SOURCE TEXT:
# # # # #
As a young engineer (aged 24 or so) one of my first projects was a 8 bit 20 MHz digitizer with a HUGE ADC made by TRW, abt. 1 square cm of silicon, the best one could buy on the open market at that time. I was sooo proud on my contiguous GND plane....

...until an old fart took a Dremel, cut a slot into my plane and S/N went up by 16 dB.

regards, Gerhard

(that does not mean that I endorse the layout that was on the Japanese web site.)
 
As a young engineer (aged 24 or so) one of my first projects was a 8 bit 20 MHz digitizer with a HUGE ADC made by TRW, abt. 1 square cm of silicon, the best one could buy on the open market at that time. I was sooo proud on my contiguous GND plane....

...until an old fart took a Dremel, cut a slot into my plane and S/N went up by 16 dB.

regards, Gerhard

(that does not mean that I endorse the layout that was on the Japanese web site.)

Hello Gerhard,

I would like to ask you a question about the Dremel cut slot. Were there any tracks on the other side of the board that passed over the slot?.

Regards
Arthur
 
Can't afford gold, now.

Gold on Ni barrier does not cost much more than hot air levelled tin
as the thickness is so small that the material cost is close to nothing.

The process was developed because hot air levelled boards are not
flat enough for 0402 and smaller SMD parts. The amount of gold is
so tiny that it cannot really mess up the solder joints.

Still looks good, and after all, HiEnd Audio is bling jewellery in the first place.

Nevertheless, for our boards that are going into space, we have
to strip the gold from transistor and IC leads in a pre-tinning bath
and that step has to be documented and signed.

Semiconductor makers prefer not to have gold in the fab because
it is a potent process poison. Some need it for the metallization
of microwave power transistors where they have huge current
densities. The same goes for Cu metallisation introduced by
IBM and Intel a few years ago. It was a major effort to keep it
in the metal layer.
# # # # #
EXERCISE MATERIAL:
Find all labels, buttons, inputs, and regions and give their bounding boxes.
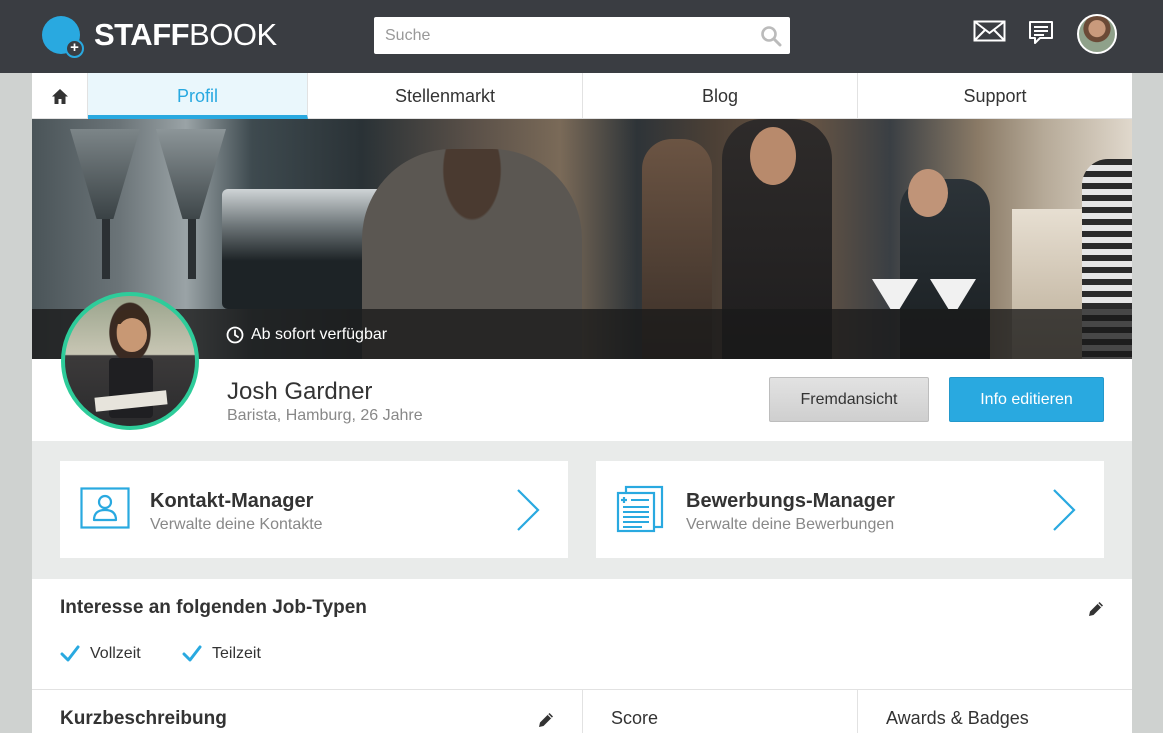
# # # # #
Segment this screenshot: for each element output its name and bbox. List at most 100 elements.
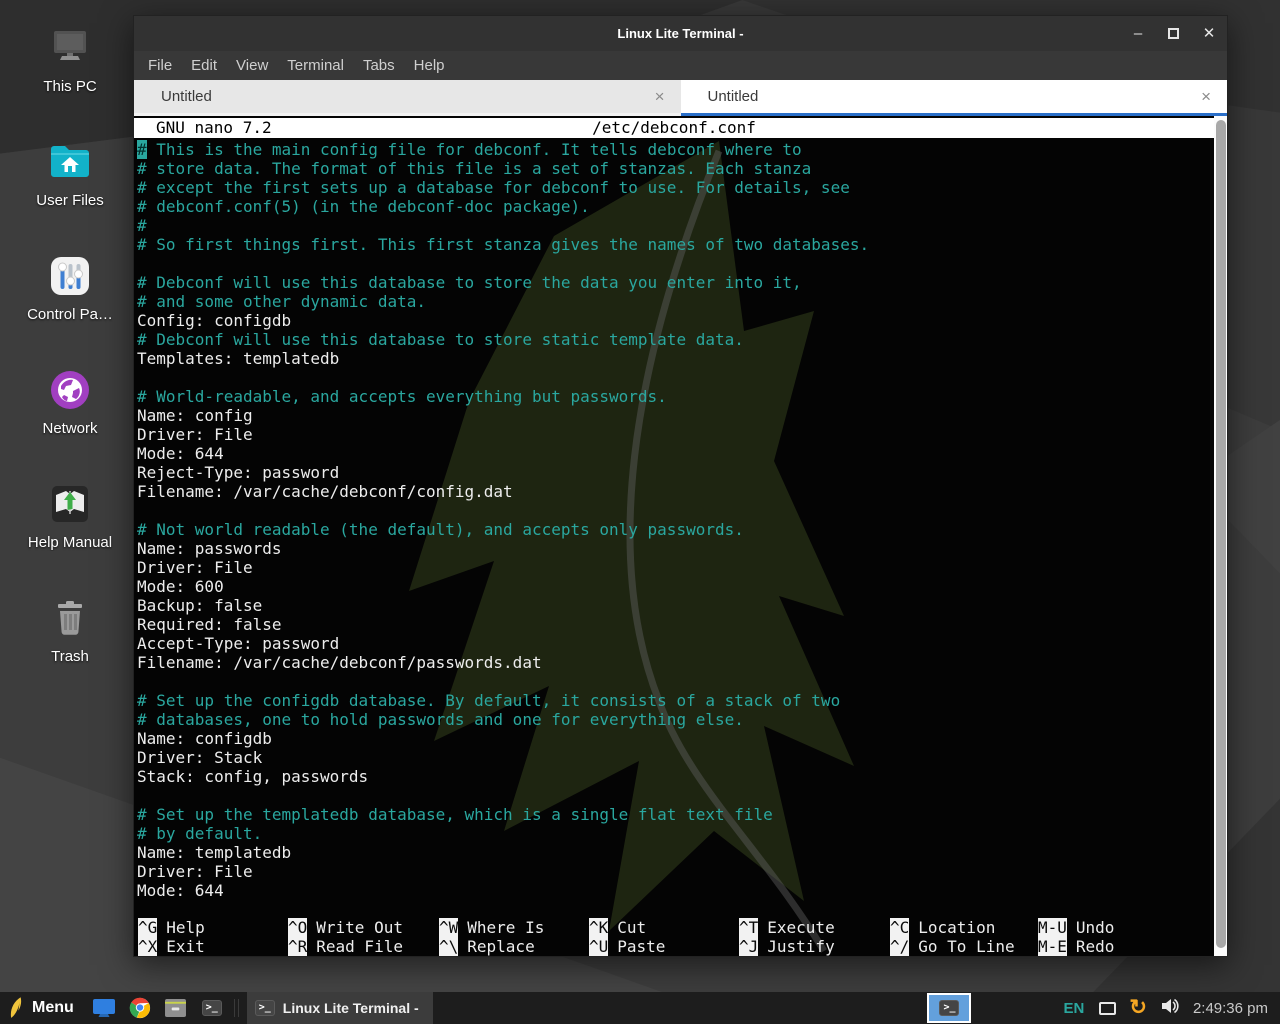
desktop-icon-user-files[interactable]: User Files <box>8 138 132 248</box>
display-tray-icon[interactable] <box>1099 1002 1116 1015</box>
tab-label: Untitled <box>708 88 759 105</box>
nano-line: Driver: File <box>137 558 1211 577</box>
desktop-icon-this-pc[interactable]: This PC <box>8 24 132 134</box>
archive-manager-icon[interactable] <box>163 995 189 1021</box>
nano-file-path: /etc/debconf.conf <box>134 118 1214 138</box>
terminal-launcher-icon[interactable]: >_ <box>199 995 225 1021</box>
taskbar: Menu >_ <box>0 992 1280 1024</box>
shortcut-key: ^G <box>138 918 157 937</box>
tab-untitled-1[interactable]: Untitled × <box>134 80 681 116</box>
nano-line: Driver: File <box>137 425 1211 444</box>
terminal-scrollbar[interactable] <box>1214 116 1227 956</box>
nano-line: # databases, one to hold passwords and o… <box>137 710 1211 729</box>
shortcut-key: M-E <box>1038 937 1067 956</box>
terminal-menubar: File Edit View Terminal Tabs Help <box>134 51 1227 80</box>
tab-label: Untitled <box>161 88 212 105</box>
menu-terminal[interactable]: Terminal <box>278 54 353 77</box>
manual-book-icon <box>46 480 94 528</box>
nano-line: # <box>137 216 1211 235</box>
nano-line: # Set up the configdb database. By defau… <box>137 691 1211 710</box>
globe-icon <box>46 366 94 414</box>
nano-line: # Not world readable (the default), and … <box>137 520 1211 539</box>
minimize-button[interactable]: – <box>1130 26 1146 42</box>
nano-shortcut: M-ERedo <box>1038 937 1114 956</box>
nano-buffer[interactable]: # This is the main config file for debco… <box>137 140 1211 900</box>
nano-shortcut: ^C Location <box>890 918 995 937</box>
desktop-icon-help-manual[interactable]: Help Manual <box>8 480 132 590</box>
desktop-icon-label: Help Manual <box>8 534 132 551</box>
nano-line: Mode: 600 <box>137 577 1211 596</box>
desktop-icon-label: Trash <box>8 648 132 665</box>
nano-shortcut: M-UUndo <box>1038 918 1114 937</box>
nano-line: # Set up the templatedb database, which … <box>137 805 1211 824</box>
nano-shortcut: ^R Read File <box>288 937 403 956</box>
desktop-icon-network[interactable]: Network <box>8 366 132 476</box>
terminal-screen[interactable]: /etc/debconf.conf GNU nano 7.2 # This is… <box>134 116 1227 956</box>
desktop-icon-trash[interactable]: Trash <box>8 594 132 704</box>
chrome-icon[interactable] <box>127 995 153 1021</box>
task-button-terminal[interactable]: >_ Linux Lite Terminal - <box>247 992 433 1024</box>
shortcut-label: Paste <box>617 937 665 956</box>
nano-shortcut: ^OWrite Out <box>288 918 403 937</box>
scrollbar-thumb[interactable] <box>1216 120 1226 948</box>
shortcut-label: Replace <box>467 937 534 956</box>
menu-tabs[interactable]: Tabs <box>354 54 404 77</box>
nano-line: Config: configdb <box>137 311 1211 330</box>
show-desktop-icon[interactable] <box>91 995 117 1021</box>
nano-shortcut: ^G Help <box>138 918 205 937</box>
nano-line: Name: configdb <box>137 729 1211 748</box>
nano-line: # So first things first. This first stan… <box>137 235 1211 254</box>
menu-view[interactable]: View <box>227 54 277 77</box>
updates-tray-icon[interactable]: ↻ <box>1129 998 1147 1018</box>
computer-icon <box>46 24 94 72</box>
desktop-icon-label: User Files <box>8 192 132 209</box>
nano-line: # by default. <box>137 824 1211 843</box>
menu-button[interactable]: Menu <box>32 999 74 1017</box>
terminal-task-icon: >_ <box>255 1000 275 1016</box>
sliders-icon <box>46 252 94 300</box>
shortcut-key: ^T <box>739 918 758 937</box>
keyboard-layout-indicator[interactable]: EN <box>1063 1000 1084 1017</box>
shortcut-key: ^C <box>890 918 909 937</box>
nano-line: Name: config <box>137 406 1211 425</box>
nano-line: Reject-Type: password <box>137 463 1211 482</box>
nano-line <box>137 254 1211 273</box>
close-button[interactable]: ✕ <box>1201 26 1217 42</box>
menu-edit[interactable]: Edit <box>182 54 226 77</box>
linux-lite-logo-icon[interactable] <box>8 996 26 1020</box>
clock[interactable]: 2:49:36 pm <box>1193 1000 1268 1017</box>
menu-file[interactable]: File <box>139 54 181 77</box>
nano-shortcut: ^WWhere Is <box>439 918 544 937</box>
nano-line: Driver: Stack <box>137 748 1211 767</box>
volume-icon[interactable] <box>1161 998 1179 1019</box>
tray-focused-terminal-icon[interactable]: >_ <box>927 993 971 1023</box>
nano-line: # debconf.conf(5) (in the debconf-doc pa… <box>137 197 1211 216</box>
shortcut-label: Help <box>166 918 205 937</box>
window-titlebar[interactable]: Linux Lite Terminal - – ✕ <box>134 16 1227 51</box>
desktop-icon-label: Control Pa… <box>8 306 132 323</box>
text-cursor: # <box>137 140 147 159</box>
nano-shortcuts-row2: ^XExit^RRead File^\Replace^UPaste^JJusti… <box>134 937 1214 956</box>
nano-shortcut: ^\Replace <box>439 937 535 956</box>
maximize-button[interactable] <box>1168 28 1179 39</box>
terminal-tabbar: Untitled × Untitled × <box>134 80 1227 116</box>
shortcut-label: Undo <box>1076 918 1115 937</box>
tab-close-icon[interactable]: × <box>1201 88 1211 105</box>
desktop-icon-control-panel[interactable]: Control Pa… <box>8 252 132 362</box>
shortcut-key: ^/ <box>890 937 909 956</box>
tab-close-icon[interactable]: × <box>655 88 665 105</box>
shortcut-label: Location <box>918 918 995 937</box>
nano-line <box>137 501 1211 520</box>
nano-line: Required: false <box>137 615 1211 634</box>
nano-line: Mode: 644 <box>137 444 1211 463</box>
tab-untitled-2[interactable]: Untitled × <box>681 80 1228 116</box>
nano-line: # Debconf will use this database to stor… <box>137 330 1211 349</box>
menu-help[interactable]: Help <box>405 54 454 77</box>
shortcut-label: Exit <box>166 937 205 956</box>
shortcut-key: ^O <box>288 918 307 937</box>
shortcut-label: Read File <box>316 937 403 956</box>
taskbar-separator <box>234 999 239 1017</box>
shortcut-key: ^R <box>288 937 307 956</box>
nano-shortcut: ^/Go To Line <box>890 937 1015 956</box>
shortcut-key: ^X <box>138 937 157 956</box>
# # # # #
BRIEF A: Translate this sentence from the forum text on circuit board design into German: "The process was developed because hot air levelled boards are not flat enough for 0402 and smaller SMD parts."
BRIEF B: Lay out as a JSON list of strings, one per line, the lines of the records between the line containing "Segment this screenshot: for" and the line containing "tab-untitled-1[interactable]: Untitled ×", inclusive. Omit the picture.
The forum text and the records are unrelated and should be treated as separate material.

CORRECT ANSWER A: Das Verfahren wurde entwickelt, weil heißluftverzinnte Leiterplatten für 0402- und kleinere SMD-Bauteile nicht eben genug sind.

CORRECT ANSWER B:
[
  "Segment this screenshot: for each element output its name and bbox. List at most 100 elements.",
  "desktop-icon-user-files[interactable]: User Files <box>8 138 132 248</box>",
  "display-tray-icon[interactable] <box>1099 1002 1116 1015</box>",
  "tab-label: Untitled <box>708 88 759 105</box>",
  "nano-line: Driver: File <box>137 558 1211 577</box>",
  "desktop-icon-this-pc[interactable]: This PC <box>8 24 132 134</box>",
  "archive-manager-icon[interactable] <box>163 995 189 1021</box>",
  "nano-file-path: /etc/debconf.conf <box>134 118 1214 138</box>",
  "terminal-launcher-icon[interactable]: >_ <box>199 995 225 1021</box>",
  "taskbar: Menu >_ <box>0 992 1280 1024</box>",
  "shortcut-key: ^G <box>138 918 157 937</box>",
  "tab-untitled-1[interactable]: Untitled × <box>134 80 681 116</box>"
]